- What is needed -
Every line below that holds the string "István" should be copied out.

####

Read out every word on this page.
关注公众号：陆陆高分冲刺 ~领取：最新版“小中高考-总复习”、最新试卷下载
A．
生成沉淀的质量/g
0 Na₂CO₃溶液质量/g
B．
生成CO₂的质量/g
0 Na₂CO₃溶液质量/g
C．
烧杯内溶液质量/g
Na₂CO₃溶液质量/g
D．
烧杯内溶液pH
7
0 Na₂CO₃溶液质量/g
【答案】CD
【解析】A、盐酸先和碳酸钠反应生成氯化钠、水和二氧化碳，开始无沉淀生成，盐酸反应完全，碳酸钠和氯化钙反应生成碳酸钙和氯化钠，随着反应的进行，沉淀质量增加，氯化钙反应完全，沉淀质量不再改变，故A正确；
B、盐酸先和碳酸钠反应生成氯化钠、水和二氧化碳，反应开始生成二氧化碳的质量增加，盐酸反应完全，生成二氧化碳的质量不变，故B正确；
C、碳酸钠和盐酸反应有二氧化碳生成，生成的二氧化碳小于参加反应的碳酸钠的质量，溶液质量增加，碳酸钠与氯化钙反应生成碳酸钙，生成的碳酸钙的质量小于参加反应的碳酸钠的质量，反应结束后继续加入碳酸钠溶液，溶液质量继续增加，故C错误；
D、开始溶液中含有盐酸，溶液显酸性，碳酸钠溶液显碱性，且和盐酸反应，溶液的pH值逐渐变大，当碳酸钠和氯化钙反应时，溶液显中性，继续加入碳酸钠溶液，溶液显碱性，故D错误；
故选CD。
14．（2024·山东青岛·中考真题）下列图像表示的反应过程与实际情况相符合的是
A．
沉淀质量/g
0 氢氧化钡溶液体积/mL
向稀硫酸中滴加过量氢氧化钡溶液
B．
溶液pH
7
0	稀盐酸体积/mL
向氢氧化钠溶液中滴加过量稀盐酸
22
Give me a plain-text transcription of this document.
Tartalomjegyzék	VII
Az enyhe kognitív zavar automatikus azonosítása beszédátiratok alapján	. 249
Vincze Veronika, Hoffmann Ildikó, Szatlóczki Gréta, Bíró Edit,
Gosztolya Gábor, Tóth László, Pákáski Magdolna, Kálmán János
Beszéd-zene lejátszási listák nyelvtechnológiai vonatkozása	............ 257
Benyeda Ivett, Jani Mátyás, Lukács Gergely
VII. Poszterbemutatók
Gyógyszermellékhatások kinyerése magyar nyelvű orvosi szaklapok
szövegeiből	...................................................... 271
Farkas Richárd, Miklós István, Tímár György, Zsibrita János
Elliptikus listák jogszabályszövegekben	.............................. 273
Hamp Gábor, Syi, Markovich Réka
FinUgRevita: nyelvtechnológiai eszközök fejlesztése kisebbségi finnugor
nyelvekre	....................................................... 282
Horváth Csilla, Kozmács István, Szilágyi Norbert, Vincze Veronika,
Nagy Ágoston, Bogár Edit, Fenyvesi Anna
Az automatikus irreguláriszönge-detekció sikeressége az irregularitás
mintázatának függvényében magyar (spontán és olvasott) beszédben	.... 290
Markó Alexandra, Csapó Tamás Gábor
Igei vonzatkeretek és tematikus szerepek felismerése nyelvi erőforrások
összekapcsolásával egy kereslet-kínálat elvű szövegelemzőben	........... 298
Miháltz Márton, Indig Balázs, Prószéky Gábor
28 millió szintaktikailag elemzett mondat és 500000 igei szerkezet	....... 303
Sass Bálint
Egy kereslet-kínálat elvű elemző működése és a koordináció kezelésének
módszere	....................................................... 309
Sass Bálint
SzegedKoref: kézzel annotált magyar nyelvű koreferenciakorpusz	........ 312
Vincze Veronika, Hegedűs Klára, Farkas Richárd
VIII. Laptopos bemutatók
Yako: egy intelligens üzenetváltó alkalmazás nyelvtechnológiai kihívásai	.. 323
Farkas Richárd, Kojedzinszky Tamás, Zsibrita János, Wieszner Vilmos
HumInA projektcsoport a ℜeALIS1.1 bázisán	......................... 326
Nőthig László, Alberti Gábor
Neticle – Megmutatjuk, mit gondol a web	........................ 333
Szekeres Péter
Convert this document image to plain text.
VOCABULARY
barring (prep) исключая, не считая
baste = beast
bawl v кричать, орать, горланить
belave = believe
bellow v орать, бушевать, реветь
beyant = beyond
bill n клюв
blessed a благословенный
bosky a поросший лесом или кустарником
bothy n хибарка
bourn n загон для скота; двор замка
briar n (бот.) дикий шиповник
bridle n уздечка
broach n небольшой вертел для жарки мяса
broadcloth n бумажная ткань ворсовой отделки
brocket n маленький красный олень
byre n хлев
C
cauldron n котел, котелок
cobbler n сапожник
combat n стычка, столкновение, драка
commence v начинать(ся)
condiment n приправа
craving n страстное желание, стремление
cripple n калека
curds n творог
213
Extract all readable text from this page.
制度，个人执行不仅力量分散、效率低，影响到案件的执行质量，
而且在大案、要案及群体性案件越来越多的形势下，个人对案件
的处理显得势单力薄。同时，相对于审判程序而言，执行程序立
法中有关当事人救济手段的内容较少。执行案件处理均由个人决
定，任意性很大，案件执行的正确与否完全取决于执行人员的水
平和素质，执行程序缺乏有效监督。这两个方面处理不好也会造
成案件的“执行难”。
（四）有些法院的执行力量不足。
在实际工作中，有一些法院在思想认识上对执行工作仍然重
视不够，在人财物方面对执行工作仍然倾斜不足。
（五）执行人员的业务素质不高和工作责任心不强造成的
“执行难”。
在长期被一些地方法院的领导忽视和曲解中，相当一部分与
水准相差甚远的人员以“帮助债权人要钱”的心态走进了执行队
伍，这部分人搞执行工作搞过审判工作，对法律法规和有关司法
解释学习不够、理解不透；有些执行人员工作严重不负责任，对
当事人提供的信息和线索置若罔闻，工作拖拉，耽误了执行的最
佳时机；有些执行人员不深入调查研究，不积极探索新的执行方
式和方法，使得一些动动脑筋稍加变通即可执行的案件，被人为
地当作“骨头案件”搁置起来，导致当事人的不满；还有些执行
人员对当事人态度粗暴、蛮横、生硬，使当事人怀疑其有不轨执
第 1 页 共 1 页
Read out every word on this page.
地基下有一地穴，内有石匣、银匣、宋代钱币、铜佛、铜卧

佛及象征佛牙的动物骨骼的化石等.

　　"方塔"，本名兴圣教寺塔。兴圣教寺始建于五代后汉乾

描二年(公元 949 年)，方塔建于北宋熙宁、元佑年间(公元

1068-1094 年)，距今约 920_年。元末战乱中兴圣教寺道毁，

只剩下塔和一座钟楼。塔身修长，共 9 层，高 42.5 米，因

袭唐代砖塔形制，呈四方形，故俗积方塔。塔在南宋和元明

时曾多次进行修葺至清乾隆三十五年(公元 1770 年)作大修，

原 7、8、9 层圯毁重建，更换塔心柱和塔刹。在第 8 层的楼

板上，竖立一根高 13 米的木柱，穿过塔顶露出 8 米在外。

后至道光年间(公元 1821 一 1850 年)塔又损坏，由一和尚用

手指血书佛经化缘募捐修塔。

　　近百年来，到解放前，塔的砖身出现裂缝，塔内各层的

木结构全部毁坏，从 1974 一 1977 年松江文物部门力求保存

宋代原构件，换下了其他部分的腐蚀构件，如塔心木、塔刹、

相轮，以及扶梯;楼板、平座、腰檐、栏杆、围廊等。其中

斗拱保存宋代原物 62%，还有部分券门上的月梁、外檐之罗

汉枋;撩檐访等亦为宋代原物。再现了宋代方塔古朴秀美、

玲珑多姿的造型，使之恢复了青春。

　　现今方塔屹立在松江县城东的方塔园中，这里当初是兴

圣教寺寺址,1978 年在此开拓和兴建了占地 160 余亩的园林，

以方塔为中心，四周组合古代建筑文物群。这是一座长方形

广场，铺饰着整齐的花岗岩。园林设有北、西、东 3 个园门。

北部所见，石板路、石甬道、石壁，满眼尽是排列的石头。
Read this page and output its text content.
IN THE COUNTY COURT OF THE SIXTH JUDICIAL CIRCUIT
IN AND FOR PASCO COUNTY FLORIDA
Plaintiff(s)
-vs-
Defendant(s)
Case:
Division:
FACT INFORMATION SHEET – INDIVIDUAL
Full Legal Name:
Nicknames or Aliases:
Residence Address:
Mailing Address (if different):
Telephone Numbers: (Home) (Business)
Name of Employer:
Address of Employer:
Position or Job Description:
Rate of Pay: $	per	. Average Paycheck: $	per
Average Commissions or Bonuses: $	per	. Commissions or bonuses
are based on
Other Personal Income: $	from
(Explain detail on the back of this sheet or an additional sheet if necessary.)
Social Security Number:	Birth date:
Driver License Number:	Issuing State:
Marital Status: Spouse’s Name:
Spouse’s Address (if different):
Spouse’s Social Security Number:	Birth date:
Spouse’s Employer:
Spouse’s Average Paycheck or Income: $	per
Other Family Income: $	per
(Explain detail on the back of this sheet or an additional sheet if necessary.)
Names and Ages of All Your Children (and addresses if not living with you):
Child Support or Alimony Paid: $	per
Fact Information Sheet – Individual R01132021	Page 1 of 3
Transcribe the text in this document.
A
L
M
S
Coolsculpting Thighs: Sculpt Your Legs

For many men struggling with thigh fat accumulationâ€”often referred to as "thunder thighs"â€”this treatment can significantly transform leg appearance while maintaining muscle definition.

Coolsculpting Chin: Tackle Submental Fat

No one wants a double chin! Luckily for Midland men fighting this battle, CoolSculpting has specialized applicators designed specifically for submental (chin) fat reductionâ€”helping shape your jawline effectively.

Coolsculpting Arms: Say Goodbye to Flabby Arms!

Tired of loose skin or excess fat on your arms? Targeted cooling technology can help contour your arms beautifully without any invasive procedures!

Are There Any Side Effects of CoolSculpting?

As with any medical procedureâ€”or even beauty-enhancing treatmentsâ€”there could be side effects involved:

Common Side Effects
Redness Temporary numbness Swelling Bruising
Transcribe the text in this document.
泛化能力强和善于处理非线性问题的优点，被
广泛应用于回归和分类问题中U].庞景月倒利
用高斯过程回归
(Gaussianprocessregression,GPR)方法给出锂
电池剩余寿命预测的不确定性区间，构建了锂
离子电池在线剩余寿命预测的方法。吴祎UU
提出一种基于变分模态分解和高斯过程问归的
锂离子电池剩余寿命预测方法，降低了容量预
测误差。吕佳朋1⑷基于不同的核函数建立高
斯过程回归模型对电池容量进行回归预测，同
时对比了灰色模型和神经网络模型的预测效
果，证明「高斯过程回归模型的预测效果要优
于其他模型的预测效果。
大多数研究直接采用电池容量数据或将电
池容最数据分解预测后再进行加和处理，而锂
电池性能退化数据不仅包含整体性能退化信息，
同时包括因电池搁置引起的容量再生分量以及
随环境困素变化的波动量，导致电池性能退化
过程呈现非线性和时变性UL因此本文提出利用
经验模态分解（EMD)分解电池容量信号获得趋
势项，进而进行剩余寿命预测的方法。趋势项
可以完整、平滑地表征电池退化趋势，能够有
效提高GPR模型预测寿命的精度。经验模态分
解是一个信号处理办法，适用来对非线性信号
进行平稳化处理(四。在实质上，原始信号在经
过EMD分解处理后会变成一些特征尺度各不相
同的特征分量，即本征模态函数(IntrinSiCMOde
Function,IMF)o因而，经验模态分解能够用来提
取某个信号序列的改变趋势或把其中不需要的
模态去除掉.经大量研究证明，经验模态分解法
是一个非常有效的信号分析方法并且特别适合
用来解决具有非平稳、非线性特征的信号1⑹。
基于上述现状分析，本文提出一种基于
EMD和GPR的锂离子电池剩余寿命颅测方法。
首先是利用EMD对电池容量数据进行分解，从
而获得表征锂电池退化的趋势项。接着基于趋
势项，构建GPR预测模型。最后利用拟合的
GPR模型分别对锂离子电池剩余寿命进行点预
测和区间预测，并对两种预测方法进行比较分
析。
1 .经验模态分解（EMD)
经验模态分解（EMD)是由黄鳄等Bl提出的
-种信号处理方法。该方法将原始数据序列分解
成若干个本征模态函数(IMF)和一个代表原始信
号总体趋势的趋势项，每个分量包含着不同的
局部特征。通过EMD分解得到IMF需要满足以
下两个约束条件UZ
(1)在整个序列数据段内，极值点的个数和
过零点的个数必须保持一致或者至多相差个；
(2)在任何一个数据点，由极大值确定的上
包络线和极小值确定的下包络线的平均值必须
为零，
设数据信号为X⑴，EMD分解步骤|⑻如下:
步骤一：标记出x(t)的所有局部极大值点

####

- Solution to the problem -
Farkas Richárd, Miklós István, Tímár György, Zsibrita János
Horváth Csilla, Kozmács István, Szilágyi Norbert, Vincze Veronika,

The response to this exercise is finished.